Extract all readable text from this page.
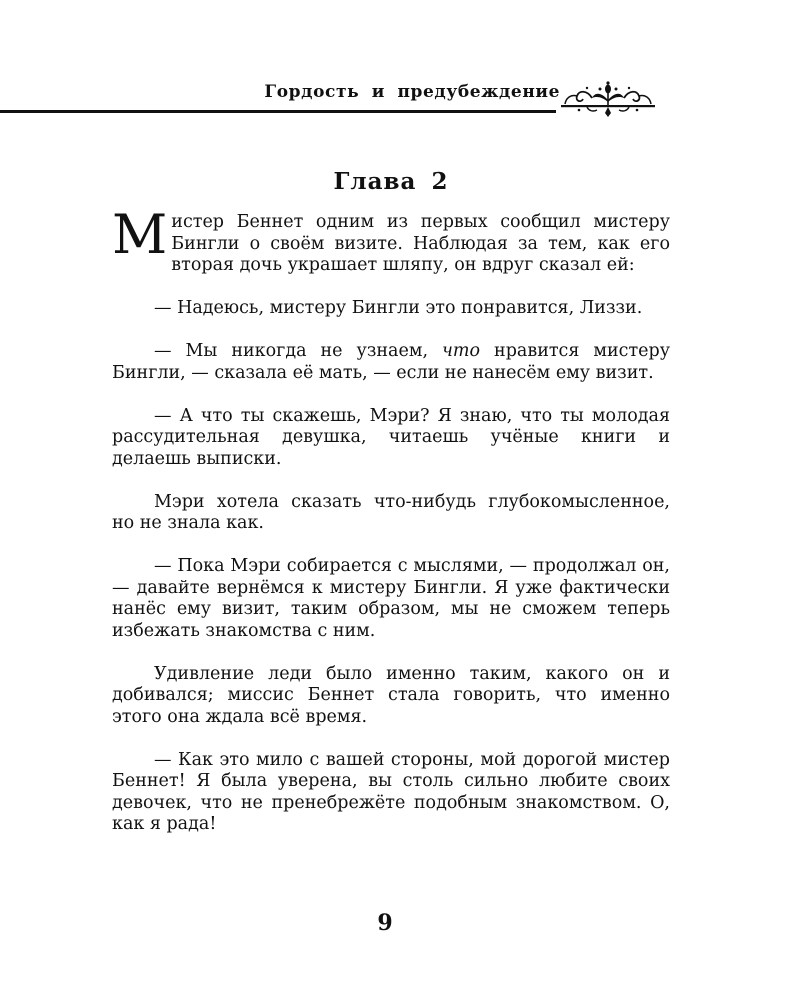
Гордость и предубеждение
Глава 2

Мистер Беннет одним из первых сообщил мистеру Бингли о своём визите. Наблюдая за тем, как его вторая дочь украшает шляпу, он вдруг сказал ей:

— Надеюсь, мистеру Бингли это понравится, Лиззи.

— Мы никогда не узнаем, что нравится мистеру Бингли, — сказала её мать, — если не нанесём ему визит.

— А что ты скажешь, Мэри? Я знаю, что ты молодая рассудительная девушка, читаешь учёные книги и делаешь выписки.

Мэри хотела сказать что-нибудь глубокомысленное, но не знала как.

— Пока Мэри собирается с мыслями, — продолжал он, — давайте вернёмся к мистеру Бингли. Я уже фактически нанёс ему визит, таким образом, мы не сможем теперь избежать знакомства с ним.

Удивление леди было именно таким, какого он и добивался; миссис Беннет стала говорить, что именно этого она ждала всё время.

— Как это мило с вашей стороны, мой дорогой мистер Беннет! Я была уверена, вы столь сильно любите своих девочек, что не пренебрежёте подобным знакомством. О, как я рада!

9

* * * * *

Restate the records word for word, omitting images.

## In response
Extract all readable text from this page.
Гордость и предубеждение
Глава 2

Мистер Беннет одним из первых сообщил мистеру Бингли о своём визите. Наблюдая за тем, как его вторая дочь украшает шляпу, он вдруг сказал ей:

— Надеюсь, мистеру Бингли это понравится, Лиззи.

— Мы никогда не узнаем, что нравится мистеру Бингли, — сказала её мать, — если не нанесём ему визит.

— А что ты скажешь, Мэри? Я знаю, что ты молодая рассудительная девушка, читаешь учёные книги и делаешь выписки.

Мэри хотела сказать что-нибудь глубокомысленное, но не знала как.

— Пока Мэри собирается с мыслями, — продолжал он, — давайте вернёмся к мистеру Бингли. Я уже фактически нанёс ему визит, таким образом, мы не сможем теперь избежать знакомства с ним.

Удивление леди было именно таким, какого он и добивался; миссис Беннет стала говорить, что именно этого она ждала всё время.

— Как это мило с вашей стороны, мой дорогой мистер Беннет! Я была уверена, вы столь сильно любите своих девочек, что не пренебрежёте подобным знакомством. О, как я рада!

9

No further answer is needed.